§ Available data:
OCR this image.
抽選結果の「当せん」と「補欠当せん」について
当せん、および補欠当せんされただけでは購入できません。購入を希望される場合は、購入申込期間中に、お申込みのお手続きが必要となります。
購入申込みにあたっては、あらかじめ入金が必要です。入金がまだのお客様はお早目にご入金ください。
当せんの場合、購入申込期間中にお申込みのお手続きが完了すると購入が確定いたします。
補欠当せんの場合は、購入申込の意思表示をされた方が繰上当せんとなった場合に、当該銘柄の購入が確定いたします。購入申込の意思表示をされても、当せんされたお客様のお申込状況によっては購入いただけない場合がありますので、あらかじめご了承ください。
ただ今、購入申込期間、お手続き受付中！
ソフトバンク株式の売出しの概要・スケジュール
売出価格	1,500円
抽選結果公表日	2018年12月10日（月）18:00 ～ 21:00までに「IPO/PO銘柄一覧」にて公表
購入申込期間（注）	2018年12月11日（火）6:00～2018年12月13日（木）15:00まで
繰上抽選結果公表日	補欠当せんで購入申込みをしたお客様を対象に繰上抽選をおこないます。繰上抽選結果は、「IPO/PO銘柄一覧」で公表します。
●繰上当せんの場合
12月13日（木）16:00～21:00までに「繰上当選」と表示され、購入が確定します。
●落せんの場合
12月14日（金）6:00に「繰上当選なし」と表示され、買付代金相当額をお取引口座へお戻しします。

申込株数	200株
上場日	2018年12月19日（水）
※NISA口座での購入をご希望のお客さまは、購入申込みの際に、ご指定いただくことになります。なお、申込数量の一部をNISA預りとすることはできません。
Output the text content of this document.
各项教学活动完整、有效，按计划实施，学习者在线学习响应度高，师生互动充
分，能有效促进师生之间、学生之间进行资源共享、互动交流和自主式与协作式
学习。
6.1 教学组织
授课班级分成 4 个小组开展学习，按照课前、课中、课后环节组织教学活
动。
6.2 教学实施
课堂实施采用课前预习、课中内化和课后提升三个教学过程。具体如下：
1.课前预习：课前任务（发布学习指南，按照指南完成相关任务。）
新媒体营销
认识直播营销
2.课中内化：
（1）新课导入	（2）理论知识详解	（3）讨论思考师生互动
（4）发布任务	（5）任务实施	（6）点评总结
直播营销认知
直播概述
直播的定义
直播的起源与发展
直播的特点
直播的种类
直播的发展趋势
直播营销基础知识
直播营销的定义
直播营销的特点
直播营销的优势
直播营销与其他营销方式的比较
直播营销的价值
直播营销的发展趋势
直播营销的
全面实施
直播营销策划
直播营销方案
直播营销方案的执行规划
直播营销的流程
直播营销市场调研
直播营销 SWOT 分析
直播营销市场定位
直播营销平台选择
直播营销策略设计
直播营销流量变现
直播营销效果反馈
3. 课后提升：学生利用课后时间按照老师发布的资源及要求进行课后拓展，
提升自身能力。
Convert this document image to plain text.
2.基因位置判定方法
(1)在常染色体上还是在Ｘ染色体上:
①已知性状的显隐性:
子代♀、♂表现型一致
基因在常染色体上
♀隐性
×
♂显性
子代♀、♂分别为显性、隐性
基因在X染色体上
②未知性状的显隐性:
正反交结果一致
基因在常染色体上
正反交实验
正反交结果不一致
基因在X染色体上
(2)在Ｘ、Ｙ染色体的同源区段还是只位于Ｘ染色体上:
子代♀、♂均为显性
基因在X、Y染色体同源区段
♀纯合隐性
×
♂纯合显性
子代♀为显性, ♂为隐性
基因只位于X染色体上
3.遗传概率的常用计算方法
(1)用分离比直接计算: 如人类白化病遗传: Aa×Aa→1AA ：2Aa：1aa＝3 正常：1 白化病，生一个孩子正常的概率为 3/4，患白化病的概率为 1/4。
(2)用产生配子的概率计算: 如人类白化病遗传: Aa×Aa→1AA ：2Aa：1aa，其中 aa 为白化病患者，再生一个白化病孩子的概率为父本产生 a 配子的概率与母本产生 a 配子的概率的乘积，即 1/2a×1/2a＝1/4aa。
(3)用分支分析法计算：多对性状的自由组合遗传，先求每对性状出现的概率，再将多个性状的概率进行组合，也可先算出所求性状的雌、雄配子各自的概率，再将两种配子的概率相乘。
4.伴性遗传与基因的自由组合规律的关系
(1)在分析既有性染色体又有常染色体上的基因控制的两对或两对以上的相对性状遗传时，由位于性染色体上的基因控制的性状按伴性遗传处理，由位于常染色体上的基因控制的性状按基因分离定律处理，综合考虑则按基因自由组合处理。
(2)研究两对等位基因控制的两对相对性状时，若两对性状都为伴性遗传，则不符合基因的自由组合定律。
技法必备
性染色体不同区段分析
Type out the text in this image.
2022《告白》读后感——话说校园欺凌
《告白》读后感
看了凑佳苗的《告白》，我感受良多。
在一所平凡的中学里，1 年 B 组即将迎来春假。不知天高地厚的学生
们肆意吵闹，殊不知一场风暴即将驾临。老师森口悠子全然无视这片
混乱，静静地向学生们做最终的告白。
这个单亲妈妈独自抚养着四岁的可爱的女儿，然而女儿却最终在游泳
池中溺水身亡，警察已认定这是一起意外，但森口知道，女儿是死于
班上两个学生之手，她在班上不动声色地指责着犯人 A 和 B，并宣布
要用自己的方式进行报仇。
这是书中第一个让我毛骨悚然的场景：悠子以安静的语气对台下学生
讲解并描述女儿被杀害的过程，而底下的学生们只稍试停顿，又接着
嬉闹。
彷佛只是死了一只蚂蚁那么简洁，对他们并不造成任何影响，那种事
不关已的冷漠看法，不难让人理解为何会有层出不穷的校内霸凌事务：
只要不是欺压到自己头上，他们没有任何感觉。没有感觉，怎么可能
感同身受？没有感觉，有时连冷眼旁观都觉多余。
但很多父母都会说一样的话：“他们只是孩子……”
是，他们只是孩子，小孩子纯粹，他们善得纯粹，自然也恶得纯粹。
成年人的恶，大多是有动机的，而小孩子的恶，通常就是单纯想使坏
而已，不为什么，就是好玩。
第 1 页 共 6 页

§ Directions: Each entry above is to be quoted exactly.

§ Exercise output:
OCR this image.
抽選結果の「当せん」と「補欠当せん」について
当せん、および補欠当せんされただけでは購入できません。購入を希望される場合は、購入申込期間中に、お申込みのお手続きが必要となります。
購入申込みにあたっては、あらかじめ入金が必要です。入金がまだのお客様はお早目にご入金ください。
当せんの場合、購入申込期間中にお申込みのお手続きが完了すると購入が確定いたします。
補欠当せんの場合は、購入申込の意思表示をされた方が繰上当せんとなった場合に、当該銘柄の購入が確定いたします。購入申込の意思表示をされても、当せんされたお客様のお申込状況によっては購入いただけない場合がありますので、あらかじめご了承ください。
ただ今、購入申込期間、お手続き受付中！
ソフトバンク株式の売出しの概要・スケジュール
売出価格	1,500円
抽選結果公表日	2018年12月10日（月）18:00 ～ 21:00までに「IPO/PO銘柄一覧」にて公表
購入申込期間（注）	2018年12月11日（火）6:00～2018年12月13日（木）15:00まで
繰上抽選結果公表日	補欠当せんで購入申込みをしたお客様を対象に繰上抽選をおこないます。繰上抽選結果は、「IPO/PO銘柄一覧」で公表します。
●繰上当せんの場合
12月13日（木）16:00～21:00までに「繰上当選」と表示され、購入が確定します。
●落せんの場合
12月14日（金）6:00に「繰上当選なし」と表示され、買付代金相当額をお取引口座へお戻しします。

申込株数	200株
上場日	2018年12月19日（水）
※NISA口座での購入をご希望のお客さまは、購入申込みの際に、ご指定いただくことになります。なお、申込数量の一部をNISA預りとすることはできません。
Output the text content of this document.
各项教学活动完整、有效，按计划实施，学习者在线学习响应度高，师生互动充
分，能有效促进师生之间、学生之间进行资源共享、互动交流和自主式与协作式
学习。
6.1 教学组织
授课班级分成 4 个小组开展学习，按照课前、课中、课后环节组织教学活
动。
6.2 教学实施
课堂实施采用课前预习、课中内化和课后提升三个教学过程。具体如下：
1.课前预习：课前任务（发布学习指南，按照指南完成相关任务。）
新媒体营销
认识直播营销
2.课中内化：
（1）新课导入	（2）理论知识详解	（3）讨论思考师生互动
（4）发布任务	（5）任务实施	（6）点评总结
直播营销认知
直播概述
直播的定义
直播的起源与发展
直播的特点
直播的种类
直播的发展趋势
直播营销基础知识
直播营销的定义
直播营销的特点
直播营销的优势
直播营销与其他营销方式的比较
直播营销的价值
直播营销的发展趋势
直播营销的
全面实施
直播营销策划
直播营销方案
直播营销方案的执行规划
直播营销的流程
直播营销市场调研
直播营销 SWOT 分析
直播营销市场定位
直播营销平台选择
直播营销策略设计
直播营销流量变现
直播营销效果反馈
3. 课后提升：学生利用课后时间按照老师发布的资源及要求进行课后拓展，
提升自身能力。
Convert this document image to plain text.
2.基因位置判定方法
(1)在常染色体上还是在Ｘ染色体上:
①已知性状的显隐性:
子代♀、♂表现型一致
基因在常染色体上
♀隐性
×
♂显性
子代♀、♂分别为显性、隐性
基因在X染色体上
②未知性状的显隐性:
正反交结果一致
基因在常染色体上
正反交实验
正反交结果不一致
基因在X染色体上
(2)在Ｘ、Ｙ染色体的同源区段还是只位于Ｘ染色体上:
子代♀、♂均为显性
基因在X、Y染色体同源区段
♀纯合隐性
×
♂纯合显性
子代♀为显性, ♂为隐性
基因只位于X染色体上
3.遗传概率的常用计算方法
(1)用分离比直接计算: 如人类白化病遗传: Aa×Aa→1AA ：2Aa：1aa＝3 正常：1 白化病，生一个孩子正常的概率为 3/4，患白化病的概率为 1/4。
(2)用产生配子的概率计算: 如人类白化病遗传: Aa×Aa→1AA ：2Aa：1aa，其中 aa 为白化病患者，再生一个白化病孩子的概率为父本产生 a 配子的概率与母本产生 a 配子的概率的乘积，即 1/2a×1/2a＝1/4aa。
(3)用分支分析法计算：多对性状的自由组合遗传，先求每对性状出现的概率，再将多个性状的概率进行组合，也可先算出所求性状的雌、雄配子各自的概率，再将两种配子的概率相乘。
4.伴性遗传与基因的自由组合规律的关系
(1)在分析既有性染色体又有常染色体上的基因控制的两对或两对以上的相对性状遗传时，由位于性染色体上的基因控制的性状按伴性遗传处理，由位于常染色体上的基因控制的性状按基因分离定律处理，综合考虑则按基因自由组合处理。
(2)研究两对等位基因控制的两对相对性状时，若两对性状都为伴性遗传，则不符合基因的自由组合定律。
技法必备
性染色体不同区段分析
Type out the text in this image.
2022《告白》读后感——话说校园欺凌
《告白》读后感
看了凑佳苗的《告白》，我感受良多。
在一所平凡的中学里，1 年 B 组即将迎来春假。不知天高地厚的学生
们肆意吵闹，殊不知一场风暴即将驾临。老师森口悠子全然无视这片
混乱，静静地向学生们做最终的告白。
这个单亲妈妈独自抚养着四岁的可爱的女儿，然而女儿却最终在游泳
池中溺水身亡，警察已认定这是一起意外，但森口知道，女儿是死于
班上两个学生之手，她在班上不动声色地指责着犯人 A 和 B，并宣布
要用自己的方式进行报仇。
这是书中第一个让我毛骨悚然的场景：悠子以安静的语气对台下学生
讲解并描述女儿被杀害的过程，而底下的学生们只稍试停顿，又接着
嬉闹。
彷佛只是死了一只蚂蚁那么简洁，对他们并不造成任何影响，那种事
不关已的冷漠看法，不难让人理解为何会有层出不穷的校内霸凌事务：
只要不是欺压到自己头上，他们没有任何感觉。没有感觉，怎么可能
感同身受？没有感觉，有时连冷眼旁观都觉多余。
但很多父母都会说一样的话：“他们只是孩子……”
是，他们只是孩子，小孩子纯粹，他们善得纯粹，自然也恶得纯粹。
成年人的恶，大多是有动机的，而小孩子的恶，通常就是单纯想使坏
而已，不为什么，就是好玩。
第 1 页 共 6 页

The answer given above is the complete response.